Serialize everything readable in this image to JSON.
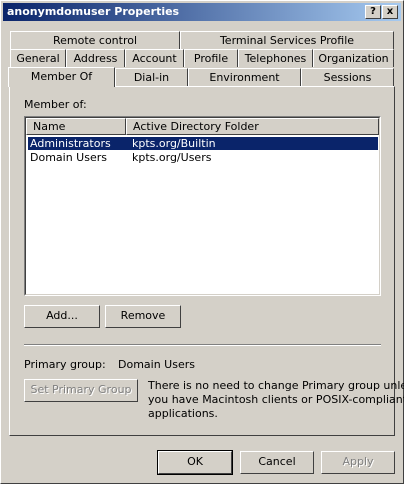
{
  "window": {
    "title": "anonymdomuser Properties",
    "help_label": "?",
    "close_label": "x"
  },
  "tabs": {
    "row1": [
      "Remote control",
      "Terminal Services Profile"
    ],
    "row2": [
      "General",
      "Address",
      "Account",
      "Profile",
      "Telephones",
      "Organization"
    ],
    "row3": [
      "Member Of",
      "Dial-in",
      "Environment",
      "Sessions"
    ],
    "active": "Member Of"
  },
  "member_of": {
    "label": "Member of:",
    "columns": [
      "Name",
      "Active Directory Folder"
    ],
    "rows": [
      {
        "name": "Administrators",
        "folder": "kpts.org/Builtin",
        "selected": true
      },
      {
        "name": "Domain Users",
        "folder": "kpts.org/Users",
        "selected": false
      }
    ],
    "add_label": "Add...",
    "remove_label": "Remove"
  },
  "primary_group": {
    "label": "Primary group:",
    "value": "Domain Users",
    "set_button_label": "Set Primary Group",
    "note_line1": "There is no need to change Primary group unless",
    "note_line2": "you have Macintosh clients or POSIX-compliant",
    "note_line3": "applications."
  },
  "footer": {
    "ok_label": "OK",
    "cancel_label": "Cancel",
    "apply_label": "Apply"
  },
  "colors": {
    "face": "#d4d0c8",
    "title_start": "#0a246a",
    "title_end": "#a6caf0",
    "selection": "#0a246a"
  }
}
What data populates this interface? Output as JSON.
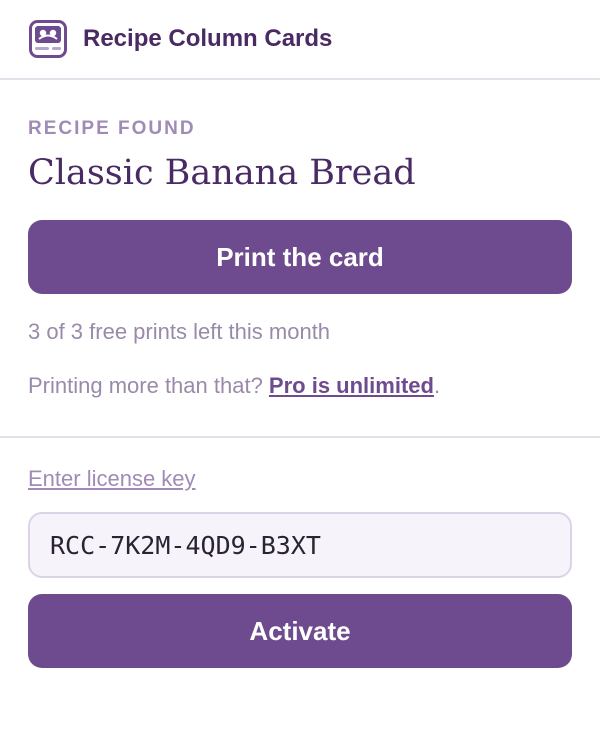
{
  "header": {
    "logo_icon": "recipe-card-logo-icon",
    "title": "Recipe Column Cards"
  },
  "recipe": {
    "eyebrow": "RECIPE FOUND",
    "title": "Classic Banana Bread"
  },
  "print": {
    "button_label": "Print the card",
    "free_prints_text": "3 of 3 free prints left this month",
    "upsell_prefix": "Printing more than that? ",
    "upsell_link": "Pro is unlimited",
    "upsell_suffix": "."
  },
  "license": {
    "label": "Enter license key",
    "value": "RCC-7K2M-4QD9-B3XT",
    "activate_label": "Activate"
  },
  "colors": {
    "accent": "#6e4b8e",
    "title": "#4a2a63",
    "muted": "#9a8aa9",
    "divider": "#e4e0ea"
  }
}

========

WORK TO DO:
Copy everything in the records above except the pictures, exactly as written.

FULL OUTPUT:
Serialize everything readable in this image to JSON.
{
  "window": {
    "title": "anonymdomuser Properties",
    "help_label": "?",
    "close_label": "x"
  },
  "tabs": {
    "row1": [
      "Remote control",
      "Terminal Services Profile"
    ],
    "row2": [
      "General",
      "Address",
      "Account",
      "Profile",
      "Telephones",
      "Organization"
    ],
    "row3": [
      "Member Of",
      "Dial-in",
      "Environment",
      "Sessions"
    ],
    "active": "Member Of"
  },
  "member_of": {
    "label": "Member of:",
    "columns": [
      "Name",
      "Active Directory Folder"
    ],
    "rows": [
      {
        "name": "Administrators",
        "folder": "kpts.org/Builtin",
        "selected": true
      },
      {
        "name": "Domain Users",
        "folder": "kpts.org/Users",
        "selected": false
      }
    ],
    "add_label": "Add...",
    "remove_label": "Remove"
  },
  "primary_group": {
    "label": "Primary group:",
    "value": "Domain Users",
    "set_button_label": "Set Primary Group",
    "note_line1": "There is no need to change Primary group unless",
    "note_line2": "you have Macintosh clients or POSIX-compliant",
    "note_line3": "applications."
  },
  "footer": {
    "ok_label": "OK",
    "cancel_label": "Cancel",
    "apply_label": "Apply"
  },
  "colors": {
    "face": "#d4d0c8",
    "title_start": "#0a246a",
    "title_end": "#a6caf0",
    "selection": "#0a246a"
  }
}
What data populates this interface? Output as JSON.
{
  "header": {
    "logo_icon": "recipe-card-logo-icon",
    "title": "Recipe Column Cards"
  },
  "recipe": {
    "eyebrow": "RECIPE FOUND",
    "title": "Classic Banana Bread"
  },
  "print": {
    "button_label": "Print the card",
    "free_prints_text": "3 of 3 free prints left this month",
    "upsell_prefix": "Printing more than that? ",
    "upsell_link": "Pro is unlimited",
    "upsell_suffix": "."
  },
  "license": {
    "label": "Enter license key",
    "value": "RCC-7K2M-4QD9-B3XT",
    "activate_label": "Activate"
  },
  "colors": {
    "accent": "#6e4b8e",
    "title": "#4a2a63",
    "muted": "#9a8aa9",
    "divider": "#e4e0ea"
  }
}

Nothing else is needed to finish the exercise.